== TASK REQUIREMENTS ==
Bring together all lines of the material below that contain the string "from".

-- -- --

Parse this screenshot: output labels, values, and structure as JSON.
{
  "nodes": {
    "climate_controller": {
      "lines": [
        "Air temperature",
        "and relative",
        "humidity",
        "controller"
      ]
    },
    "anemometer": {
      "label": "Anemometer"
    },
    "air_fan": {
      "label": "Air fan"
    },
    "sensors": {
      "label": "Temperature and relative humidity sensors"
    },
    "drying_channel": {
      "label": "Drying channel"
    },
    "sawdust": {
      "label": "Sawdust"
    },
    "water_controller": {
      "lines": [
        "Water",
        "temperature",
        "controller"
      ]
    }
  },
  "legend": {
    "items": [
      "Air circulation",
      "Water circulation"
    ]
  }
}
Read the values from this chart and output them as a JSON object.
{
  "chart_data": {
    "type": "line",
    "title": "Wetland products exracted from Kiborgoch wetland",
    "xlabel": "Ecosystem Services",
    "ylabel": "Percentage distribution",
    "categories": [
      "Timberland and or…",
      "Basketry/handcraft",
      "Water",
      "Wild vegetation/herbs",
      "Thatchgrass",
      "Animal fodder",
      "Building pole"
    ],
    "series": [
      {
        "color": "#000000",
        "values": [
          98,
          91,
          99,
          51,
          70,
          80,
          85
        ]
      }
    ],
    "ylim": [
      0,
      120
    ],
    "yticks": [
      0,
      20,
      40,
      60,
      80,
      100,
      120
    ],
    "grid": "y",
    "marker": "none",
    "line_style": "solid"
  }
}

-- -- --

== SOLUTION TO THIS TASK ==
Read the values from this chart and output them as a JSON object.
    "title": "Wetland products exracted from Kiborgoch wetland",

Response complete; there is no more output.